> [Selected text]
Do you mean because of the writing style, or becuase of the "answer" I give? I mean, I would understand both. It would just be a tiny bit of help to know on which one to focus first.
I wonder what else I could have used to end the story... The huge explosion? Putting the cottage on fire? Actually, putting the cottage on fire, having both of them fighting through the flames and having the main character trap the other inside and then flee could have been a bit more "epic". Very classic, but the whole story already is...

I don't know. I've convinced myself that, if I were to try long enough, I would find out how to write "good things". At least things that wouldn't seem good only to me...

Do you mean because of the writing style, or becuase of the "answer" I give? I mean, I would understand both. It would just be a tiny bit of help to know on which one to focus first.

I kind of want to read some of your other stories before I comment. It's been a year. You've probably improved since you wrote this.

But, it's a couple things.

1) Basic grammar and word choice issues.

> [Stated task] Translate this sentence from the writing-feedback discussion into Spanish: "You've probably improved since you wrote this."

> [Entries provided]
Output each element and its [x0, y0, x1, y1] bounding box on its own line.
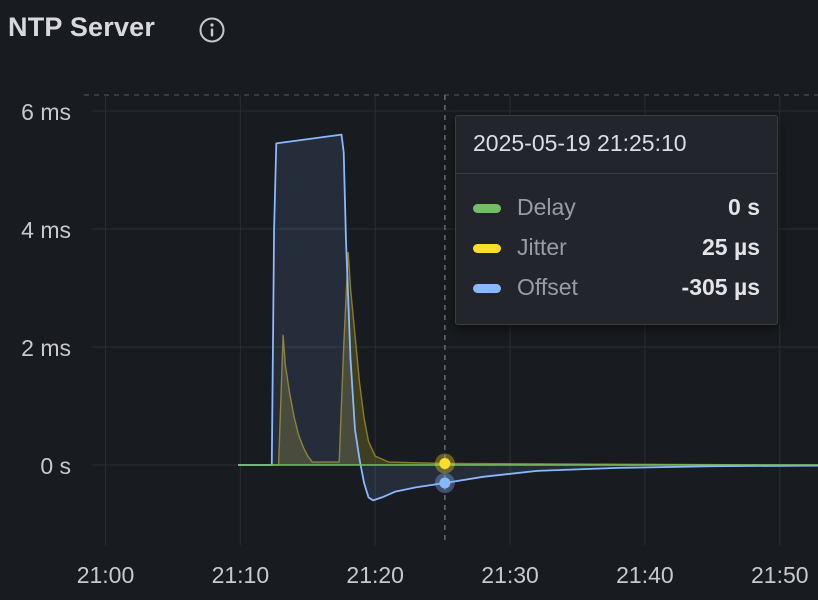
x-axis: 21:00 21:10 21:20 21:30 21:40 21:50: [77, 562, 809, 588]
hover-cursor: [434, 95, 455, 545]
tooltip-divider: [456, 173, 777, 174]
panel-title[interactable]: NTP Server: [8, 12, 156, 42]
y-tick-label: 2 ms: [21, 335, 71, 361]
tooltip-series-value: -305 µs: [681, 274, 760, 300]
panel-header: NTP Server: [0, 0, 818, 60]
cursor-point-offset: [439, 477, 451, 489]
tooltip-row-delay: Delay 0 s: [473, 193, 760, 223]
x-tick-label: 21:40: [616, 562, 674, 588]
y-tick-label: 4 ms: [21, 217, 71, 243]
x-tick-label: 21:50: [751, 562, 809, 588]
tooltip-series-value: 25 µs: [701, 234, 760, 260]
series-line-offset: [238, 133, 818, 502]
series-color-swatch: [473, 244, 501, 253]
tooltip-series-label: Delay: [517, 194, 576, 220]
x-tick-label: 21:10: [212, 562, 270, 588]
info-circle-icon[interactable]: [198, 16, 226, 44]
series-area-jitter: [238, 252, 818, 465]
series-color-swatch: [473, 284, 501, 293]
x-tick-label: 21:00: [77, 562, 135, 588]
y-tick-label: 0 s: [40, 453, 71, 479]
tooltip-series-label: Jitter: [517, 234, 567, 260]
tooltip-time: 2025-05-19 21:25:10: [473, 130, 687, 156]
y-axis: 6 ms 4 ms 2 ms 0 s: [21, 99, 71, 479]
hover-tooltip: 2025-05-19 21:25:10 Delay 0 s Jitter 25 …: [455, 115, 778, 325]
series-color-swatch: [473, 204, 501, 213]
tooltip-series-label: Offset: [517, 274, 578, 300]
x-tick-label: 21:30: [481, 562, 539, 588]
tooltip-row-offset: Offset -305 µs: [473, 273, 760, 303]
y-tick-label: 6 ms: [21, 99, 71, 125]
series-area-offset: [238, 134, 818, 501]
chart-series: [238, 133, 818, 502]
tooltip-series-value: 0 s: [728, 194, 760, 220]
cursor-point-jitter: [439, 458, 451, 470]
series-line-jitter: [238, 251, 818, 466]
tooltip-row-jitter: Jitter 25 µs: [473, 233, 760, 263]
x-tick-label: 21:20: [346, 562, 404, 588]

> [Full solution] Probablemente has mejorado desde que escribiste esto.